◆ Stated problem:
Keep only those lines of the records that include the string "Edit".
►
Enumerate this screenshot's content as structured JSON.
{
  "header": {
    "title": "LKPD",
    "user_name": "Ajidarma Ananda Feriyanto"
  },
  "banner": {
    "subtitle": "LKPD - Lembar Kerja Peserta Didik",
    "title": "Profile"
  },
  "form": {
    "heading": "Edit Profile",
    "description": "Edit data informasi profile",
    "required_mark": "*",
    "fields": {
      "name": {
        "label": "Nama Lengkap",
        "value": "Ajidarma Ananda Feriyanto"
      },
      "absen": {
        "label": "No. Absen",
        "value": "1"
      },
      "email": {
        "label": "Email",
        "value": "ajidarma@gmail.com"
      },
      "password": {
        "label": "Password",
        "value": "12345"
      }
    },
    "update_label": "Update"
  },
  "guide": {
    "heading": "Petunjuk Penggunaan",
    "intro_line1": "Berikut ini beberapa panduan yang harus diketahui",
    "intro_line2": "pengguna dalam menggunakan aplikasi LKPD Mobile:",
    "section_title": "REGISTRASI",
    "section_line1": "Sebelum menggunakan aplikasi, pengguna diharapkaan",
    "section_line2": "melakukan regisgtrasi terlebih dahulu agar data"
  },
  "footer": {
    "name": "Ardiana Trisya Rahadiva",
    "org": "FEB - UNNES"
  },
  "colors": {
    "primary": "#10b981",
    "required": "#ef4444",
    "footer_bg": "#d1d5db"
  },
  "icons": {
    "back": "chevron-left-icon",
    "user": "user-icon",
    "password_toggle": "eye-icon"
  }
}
◄
◆ Answer to this problem:
    "heading": "Edit Profile",
    "description": "Edit data informasi profile",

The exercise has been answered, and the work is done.